Keep every line where the word "morning" appears; drop the rest.

- - -

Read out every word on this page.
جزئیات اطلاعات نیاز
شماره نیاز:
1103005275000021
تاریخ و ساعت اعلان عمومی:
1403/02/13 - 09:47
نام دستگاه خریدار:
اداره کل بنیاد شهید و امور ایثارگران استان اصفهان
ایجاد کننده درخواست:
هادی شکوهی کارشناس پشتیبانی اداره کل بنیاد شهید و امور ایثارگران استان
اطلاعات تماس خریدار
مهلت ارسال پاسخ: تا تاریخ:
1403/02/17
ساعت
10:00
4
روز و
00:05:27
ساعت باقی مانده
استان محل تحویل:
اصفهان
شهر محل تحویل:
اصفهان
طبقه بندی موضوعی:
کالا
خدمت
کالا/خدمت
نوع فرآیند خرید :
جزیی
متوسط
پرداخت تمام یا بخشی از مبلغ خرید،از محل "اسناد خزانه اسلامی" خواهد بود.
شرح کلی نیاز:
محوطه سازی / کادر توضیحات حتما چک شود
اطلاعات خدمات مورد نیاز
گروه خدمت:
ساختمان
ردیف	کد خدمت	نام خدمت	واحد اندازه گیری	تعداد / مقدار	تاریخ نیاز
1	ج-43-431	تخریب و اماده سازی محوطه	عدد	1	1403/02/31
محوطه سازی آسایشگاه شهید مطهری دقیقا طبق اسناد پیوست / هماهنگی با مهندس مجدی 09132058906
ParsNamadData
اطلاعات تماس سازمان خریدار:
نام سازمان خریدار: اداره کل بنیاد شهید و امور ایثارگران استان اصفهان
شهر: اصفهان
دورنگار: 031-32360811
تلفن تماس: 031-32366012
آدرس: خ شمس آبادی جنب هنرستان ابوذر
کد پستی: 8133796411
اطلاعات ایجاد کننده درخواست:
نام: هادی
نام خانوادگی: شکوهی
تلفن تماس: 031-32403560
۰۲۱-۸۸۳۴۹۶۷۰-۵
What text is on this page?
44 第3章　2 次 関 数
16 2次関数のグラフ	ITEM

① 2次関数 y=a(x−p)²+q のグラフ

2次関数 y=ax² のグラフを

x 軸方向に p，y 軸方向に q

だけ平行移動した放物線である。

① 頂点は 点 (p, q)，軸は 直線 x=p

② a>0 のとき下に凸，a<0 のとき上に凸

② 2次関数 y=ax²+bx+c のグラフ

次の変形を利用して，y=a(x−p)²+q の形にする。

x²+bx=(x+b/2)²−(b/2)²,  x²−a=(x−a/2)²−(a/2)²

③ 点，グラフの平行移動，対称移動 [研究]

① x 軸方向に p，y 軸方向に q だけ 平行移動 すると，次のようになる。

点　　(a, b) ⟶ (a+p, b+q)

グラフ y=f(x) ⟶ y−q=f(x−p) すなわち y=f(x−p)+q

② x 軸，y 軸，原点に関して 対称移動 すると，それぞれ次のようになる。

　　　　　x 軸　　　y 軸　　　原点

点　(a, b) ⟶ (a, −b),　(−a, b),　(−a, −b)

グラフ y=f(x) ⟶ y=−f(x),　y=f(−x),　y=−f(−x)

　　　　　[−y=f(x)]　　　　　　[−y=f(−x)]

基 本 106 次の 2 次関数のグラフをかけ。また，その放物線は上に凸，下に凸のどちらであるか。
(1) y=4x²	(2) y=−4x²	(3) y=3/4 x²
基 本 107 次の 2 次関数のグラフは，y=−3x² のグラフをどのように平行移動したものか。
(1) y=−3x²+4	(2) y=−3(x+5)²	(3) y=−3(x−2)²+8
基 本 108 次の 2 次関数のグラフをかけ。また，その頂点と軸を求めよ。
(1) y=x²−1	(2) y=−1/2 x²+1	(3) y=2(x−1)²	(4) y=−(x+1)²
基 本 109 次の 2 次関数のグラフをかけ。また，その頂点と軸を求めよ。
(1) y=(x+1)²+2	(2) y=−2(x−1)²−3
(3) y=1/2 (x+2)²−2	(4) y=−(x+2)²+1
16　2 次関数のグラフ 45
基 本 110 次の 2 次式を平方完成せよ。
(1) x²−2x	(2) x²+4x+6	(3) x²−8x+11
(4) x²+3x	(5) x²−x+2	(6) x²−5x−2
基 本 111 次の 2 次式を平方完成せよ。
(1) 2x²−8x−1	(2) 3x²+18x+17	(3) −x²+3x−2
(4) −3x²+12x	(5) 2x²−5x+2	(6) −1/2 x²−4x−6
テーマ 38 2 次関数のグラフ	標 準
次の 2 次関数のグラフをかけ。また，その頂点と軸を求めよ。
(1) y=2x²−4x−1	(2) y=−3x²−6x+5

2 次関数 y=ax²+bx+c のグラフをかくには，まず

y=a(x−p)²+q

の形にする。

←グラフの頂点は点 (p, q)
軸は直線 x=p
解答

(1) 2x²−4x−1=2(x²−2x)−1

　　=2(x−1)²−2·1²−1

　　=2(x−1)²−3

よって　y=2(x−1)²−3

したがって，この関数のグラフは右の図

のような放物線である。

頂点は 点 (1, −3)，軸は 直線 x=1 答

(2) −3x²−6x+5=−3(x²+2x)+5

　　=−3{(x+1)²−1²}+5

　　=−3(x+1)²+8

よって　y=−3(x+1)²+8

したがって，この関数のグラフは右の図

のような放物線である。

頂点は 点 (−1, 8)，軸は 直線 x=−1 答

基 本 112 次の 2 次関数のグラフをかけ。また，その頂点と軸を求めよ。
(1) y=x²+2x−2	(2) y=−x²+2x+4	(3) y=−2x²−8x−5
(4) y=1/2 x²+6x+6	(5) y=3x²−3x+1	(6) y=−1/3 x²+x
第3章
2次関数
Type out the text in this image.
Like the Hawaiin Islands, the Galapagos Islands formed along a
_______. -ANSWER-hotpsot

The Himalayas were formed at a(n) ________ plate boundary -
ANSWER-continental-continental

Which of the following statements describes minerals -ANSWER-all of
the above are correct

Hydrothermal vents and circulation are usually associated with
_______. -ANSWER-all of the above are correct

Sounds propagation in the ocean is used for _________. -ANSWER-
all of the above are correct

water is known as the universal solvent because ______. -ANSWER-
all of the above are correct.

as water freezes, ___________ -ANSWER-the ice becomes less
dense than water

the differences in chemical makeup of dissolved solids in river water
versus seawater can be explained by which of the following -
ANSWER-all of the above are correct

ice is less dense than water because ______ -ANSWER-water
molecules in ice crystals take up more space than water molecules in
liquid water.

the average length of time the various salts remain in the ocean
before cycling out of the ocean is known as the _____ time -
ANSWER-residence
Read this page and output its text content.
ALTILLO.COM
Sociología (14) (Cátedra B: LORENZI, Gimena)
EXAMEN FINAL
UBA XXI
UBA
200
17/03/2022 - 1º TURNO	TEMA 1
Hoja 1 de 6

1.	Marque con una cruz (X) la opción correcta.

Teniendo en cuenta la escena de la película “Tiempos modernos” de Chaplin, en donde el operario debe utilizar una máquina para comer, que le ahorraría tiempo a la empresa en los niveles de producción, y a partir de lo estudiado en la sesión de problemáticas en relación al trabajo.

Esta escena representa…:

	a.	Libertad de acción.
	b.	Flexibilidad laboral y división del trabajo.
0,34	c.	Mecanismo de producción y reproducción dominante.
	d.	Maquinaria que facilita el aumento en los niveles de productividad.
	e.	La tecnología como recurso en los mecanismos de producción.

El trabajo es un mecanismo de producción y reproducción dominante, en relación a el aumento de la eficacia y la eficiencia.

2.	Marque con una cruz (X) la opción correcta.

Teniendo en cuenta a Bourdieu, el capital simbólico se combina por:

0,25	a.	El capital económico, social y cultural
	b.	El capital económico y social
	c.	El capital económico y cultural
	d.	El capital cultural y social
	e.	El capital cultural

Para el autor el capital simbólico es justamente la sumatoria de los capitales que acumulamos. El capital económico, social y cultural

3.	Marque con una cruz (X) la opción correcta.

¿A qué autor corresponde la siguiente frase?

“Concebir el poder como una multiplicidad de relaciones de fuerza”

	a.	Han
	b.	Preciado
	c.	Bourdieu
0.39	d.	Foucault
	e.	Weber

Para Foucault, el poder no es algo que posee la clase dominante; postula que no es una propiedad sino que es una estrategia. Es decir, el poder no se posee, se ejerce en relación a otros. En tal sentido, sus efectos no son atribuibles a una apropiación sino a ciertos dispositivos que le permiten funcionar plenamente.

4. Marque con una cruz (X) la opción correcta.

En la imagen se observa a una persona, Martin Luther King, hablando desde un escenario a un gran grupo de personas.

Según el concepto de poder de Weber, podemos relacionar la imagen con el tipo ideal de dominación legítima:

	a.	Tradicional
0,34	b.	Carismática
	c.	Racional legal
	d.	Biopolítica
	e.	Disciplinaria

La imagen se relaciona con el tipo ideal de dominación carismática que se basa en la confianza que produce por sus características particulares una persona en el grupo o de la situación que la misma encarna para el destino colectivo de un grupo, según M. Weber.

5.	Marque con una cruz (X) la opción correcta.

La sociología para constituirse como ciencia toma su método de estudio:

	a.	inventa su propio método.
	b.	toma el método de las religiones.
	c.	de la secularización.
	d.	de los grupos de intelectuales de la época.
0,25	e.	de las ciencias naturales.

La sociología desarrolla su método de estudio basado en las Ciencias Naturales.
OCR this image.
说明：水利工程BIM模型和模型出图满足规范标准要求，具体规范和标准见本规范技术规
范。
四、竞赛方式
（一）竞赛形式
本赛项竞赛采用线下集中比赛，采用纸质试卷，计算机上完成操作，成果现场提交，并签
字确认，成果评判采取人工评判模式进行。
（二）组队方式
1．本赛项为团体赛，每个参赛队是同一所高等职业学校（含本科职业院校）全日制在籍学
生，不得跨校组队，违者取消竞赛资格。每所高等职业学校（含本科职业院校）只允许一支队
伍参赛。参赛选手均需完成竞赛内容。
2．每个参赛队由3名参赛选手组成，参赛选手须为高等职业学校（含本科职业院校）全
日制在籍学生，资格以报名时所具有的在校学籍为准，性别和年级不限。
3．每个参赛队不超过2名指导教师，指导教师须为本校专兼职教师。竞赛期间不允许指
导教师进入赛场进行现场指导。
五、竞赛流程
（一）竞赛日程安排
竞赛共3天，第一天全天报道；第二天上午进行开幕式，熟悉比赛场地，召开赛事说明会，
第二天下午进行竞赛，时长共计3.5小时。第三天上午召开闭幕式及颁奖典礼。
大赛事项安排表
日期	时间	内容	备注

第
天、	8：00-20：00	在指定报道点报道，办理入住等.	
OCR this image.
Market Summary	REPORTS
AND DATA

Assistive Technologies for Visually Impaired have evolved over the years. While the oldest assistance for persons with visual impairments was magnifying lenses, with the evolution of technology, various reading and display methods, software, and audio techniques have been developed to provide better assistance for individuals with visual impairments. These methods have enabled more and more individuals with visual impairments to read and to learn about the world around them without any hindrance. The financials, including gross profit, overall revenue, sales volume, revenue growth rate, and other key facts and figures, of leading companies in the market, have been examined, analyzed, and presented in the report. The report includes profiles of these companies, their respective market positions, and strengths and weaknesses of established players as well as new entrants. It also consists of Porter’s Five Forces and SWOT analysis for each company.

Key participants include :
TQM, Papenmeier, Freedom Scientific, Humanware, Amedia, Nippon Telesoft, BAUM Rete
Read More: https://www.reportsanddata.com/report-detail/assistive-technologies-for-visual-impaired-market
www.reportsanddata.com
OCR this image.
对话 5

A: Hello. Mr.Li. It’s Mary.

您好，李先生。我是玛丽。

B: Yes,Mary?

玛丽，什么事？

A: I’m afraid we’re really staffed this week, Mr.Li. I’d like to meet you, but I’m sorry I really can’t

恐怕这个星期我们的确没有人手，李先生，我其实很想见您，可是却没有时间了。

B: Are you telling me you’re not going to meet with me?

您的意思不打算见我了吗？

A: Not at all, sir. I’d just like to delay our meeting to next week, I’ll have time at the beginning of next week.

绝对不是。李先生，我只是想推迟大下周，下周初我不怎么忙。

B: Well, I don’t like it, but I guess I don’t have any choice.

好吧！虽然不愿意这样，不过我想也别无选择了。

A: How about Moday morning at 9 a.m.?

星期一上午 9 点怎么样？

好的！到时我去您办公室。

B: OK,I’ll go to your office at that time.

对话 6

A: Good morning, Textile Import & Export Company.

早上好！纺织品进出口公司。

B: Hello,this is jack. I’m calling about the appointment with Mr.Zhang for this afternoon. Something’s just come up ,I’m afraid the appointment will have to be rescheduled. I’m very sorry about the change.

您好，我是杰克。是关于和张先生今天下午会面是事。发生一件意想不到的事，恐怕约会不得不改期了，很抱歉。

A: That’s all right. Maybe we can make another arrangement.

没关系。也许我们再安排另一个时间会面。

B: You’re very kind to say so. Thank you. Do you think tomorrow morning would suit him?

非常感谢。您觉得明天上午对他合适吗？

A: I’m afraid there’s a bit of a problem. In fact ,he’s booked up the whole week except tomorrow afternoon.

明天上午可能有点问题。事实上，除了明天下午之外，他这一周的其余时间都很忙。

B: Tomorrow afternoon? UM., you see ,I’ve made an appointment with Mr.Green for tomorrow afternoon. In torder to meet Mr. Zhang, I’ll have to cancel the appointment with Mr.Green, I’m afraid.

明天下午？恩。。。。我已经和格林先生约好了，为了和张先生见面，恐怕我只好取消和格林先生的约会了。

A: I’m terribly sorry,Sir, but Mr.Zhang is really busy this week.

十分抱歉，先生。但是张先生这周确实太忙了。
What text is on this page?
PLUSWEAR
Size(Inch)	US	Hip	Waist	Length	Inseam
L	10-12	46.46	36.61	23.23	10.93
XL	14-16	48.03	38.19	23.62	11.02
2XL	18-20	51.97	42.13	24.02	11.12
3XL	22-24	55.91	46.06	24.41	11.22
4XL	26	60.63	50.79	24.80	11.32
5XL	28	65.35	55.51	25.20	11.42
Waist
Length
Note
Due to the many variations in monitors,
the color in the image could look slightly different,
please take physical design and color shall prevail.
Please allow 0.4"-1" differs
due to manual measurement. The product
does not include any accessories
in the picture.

- - -

Worked answer:
A: How about Moday morning at 9 a.m.?
A: Good morning, Textile Import & Export Company.
B: You’re very kind to say so. Thank you. Do you think tomorrow morning would suit him?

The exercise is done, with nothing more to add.